Required work
Identify, in the records below, every line where the string "виде" appears, and copy each such line.

Dataset rows about figures:
────

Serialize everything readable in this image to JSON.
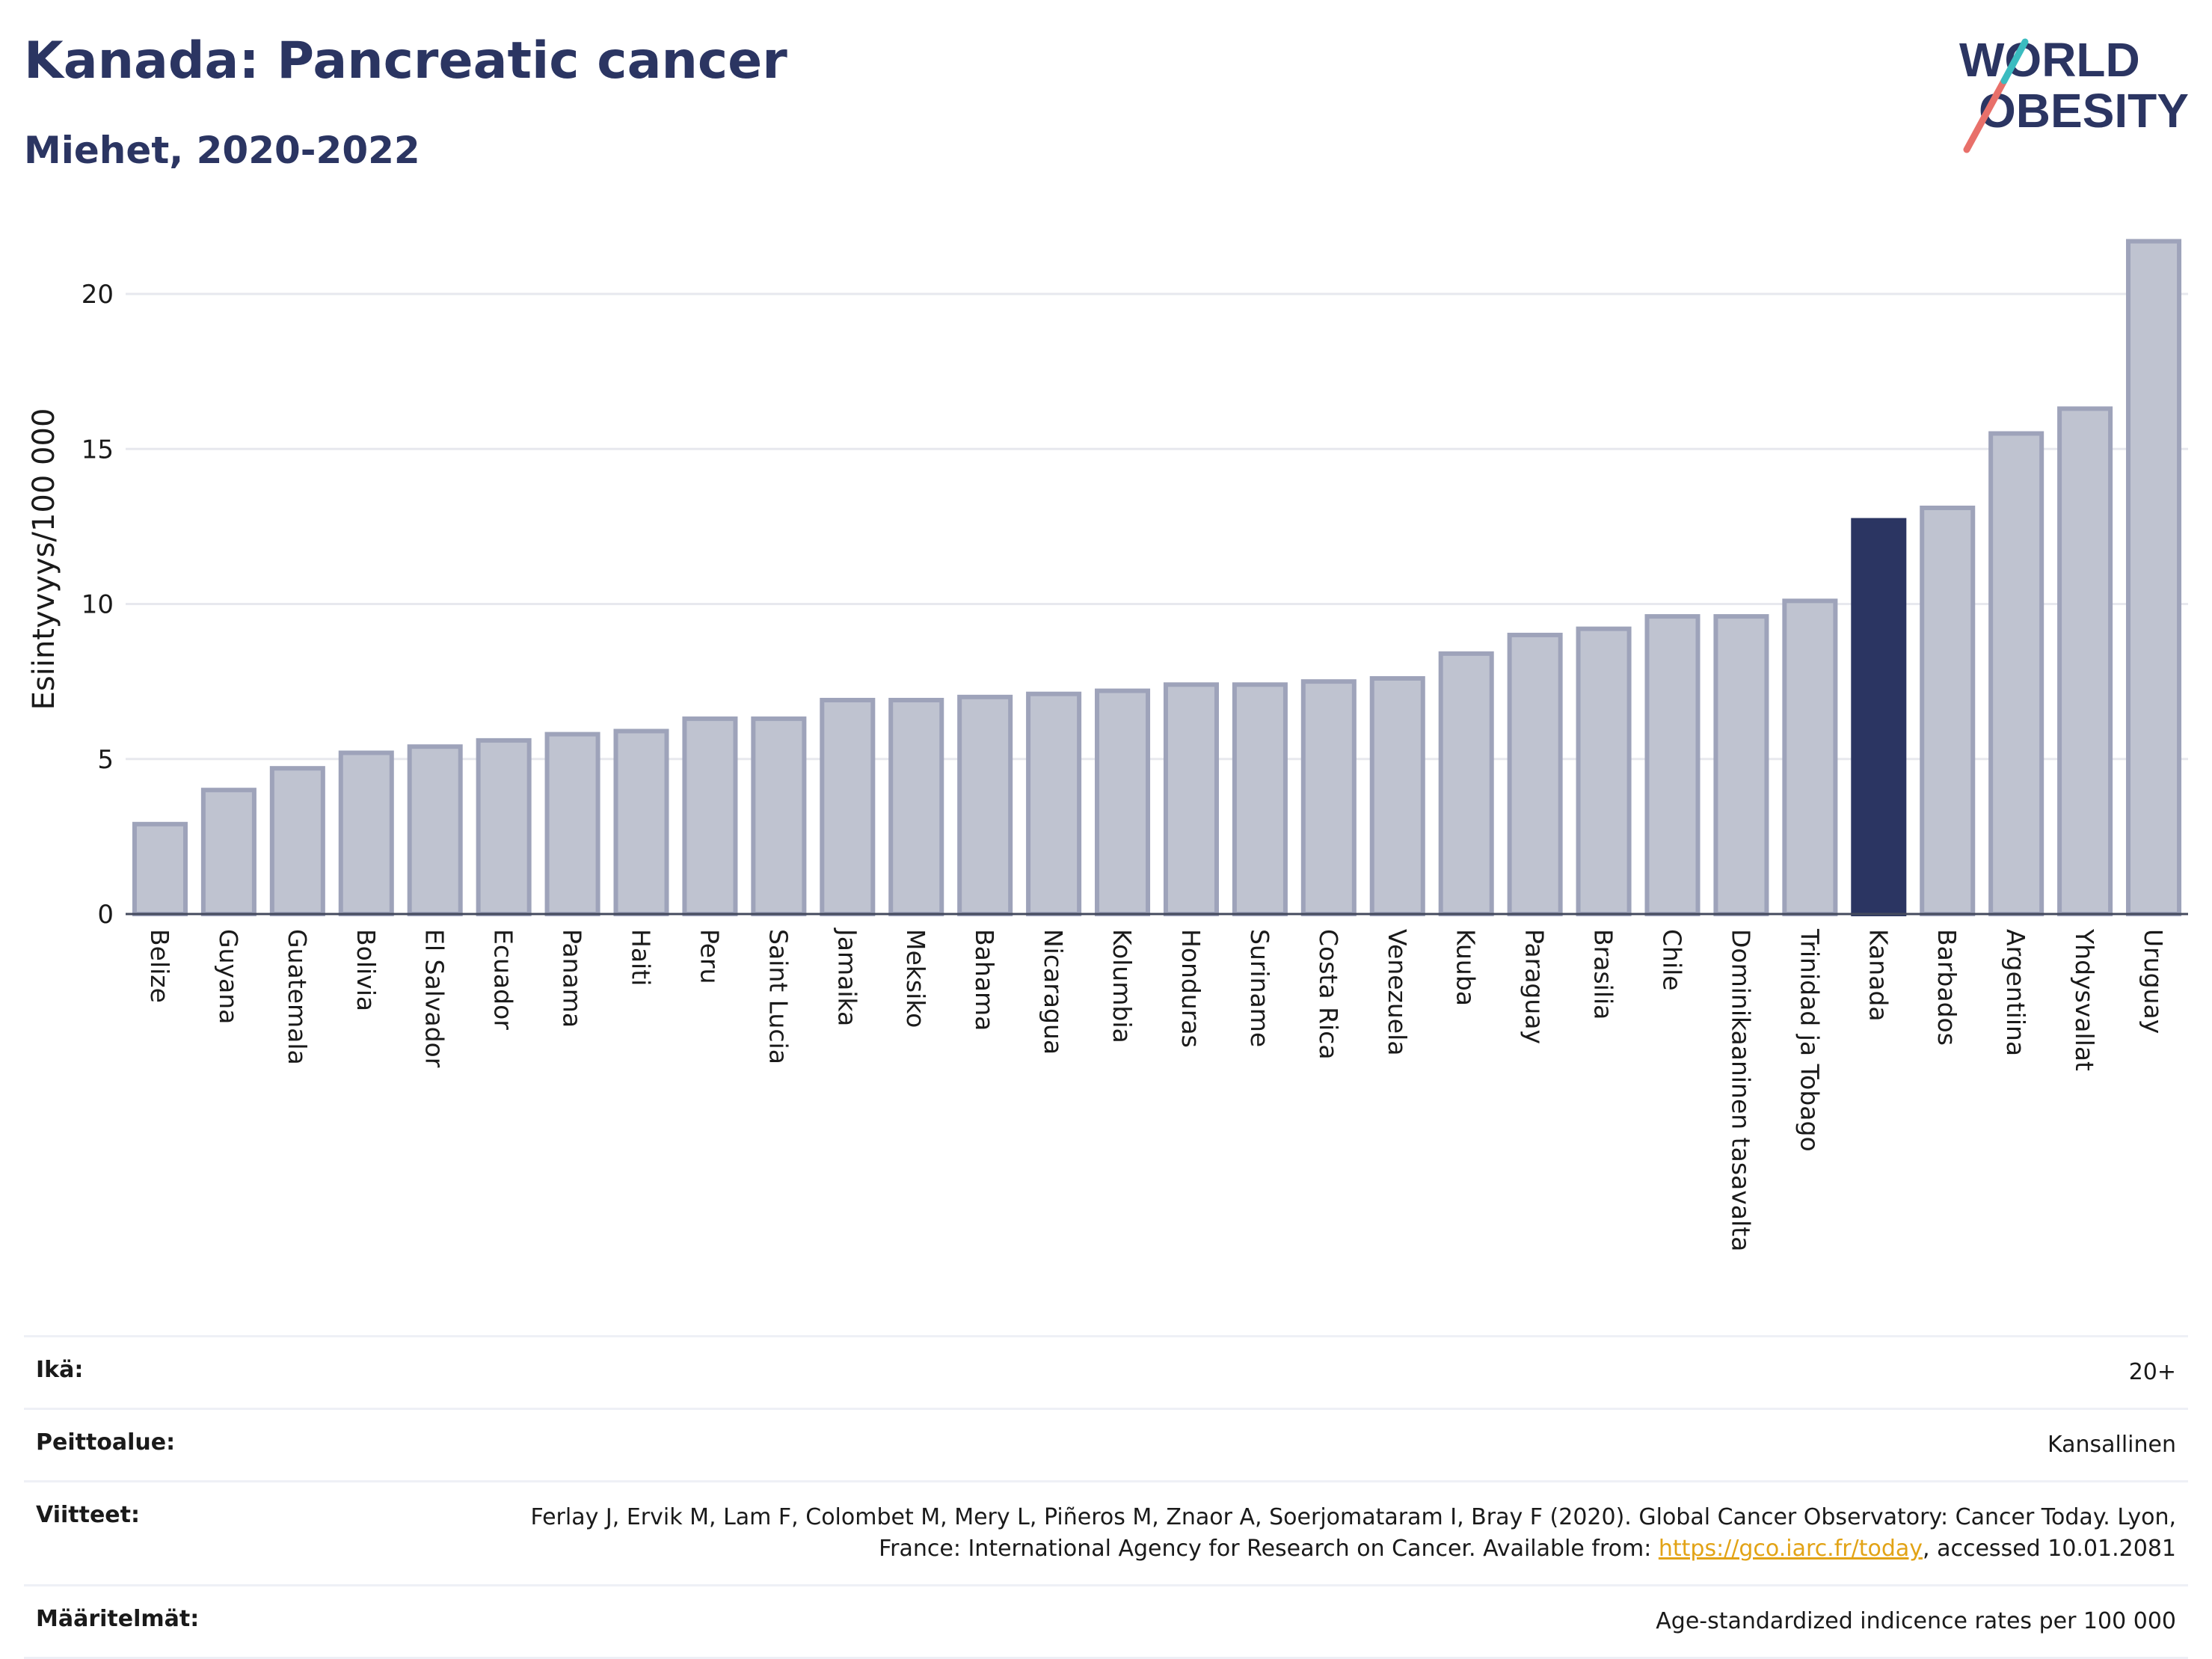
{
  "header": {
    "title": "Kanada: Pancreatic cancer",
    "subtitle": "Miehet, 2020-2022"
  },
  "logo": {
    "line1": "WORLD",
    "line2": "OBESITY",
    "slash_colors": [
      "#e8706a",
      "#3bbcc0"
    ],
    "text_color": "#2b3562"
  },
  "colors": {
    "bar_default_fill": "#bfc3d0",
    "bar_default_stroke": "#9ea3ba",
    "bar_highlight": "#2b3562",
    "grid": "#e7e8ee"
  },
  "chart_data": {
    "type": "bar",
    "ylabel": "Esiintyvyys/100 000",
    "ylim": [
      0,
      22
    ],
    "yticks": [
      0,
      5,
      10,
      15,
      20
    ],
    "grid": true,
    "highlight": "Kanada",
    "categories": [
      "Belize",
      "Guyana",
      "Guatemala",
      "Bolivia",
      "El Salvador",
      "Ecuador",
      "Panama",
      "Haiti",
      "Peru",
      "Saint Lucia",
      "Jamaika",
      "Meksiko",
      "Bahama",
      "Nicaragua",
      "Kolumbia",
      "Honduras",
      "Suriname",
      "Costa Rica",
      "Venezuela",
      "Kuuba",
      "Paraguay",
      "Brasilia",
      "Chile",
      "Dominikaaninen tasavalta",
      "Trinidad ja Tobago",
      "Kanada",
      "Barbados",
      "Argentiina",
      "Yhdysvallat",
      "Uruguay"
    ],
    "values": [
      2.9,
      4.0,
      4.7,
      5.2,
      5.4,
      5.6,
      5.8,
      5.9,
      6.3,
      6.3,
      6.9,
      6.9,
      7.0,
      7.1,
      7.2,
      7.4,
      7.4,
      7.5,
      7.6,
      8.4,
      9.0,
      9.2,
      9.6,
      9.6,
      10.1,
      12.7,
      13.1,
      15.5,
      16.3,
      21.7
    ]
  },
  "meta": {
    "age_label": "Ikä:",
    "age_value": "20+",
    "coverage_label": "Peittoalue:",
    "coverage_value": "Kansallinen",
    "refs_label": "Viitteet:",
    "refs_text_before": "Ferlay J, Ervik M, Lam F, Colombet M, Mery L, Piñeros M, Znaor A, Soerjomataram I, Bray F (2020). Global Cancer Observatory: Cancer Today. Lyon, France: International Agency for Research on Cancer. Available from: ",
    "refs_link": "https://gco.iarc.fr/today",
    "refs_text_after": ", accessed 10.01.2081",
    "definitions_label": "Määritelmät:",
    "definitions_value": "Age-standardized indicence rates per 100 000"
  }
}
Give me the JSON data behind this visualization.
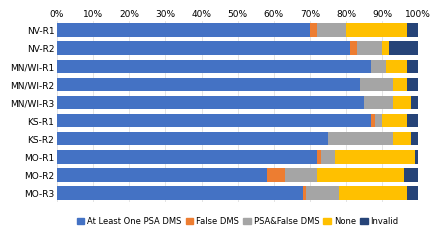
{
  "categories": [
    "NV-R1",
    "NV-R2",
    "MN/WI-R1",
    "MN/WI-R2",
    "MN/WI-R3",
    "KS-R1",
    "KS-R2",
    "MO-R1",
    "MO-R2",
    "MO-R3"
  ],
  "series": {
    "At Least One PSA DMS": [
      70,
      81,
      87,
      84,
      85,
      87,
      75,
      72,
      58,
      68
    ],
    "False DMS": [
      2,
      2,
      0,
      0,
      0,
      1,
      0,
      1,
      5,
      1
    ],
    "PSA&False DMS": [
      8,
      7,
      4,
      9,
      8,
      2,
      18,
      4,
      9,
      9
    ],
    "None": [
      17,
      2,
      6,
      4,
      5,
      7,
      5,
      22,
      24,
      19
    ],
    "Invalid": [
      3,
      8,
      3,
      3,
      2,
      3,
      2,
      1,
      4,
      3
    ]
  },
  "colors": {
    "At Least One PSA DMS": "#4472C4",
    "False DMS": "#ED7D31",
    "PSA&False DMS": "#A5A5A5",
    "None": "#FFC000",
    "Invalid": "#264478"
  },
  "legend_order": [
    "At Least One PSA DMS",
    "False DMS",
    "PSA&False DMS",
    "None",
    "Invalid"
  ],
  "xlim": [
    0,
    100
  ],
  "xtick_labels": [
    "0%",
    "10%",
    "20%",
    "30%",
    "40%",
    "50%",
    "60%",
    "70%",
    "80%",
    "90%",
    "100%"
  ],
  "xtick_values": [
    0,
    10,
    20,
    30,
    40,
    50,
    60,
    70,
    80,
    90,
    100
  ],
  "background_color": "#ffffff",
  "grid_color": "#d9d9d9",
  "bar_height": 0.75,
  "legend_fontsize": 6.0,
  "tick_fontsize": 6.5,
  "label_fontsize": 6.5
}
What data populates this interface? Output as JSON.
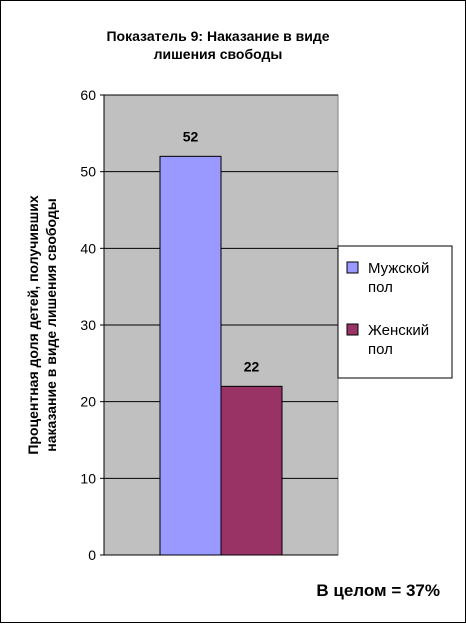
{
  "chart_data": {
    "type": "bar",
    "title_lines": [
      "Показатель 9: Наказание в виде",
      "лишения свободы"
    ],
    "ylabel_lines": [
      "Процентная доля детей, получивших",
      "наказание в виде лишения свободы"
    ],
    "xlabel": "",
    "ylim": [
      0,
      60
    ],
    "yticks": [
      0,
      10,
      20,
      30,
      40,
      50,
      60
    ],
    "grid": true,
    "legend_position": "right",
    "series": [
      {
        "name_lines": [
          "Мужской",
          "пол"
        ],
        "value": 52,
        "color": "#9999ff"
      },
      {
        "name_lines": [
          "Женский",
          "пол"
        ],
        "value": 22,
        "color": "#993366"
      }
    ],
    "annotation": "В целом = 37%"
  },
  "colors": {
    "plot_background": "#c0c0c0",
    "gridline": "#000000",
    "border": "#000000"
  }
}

────

Worked answer
      "Показатель 9: Наказание в виде",
      "наказание в виде лишения свободы"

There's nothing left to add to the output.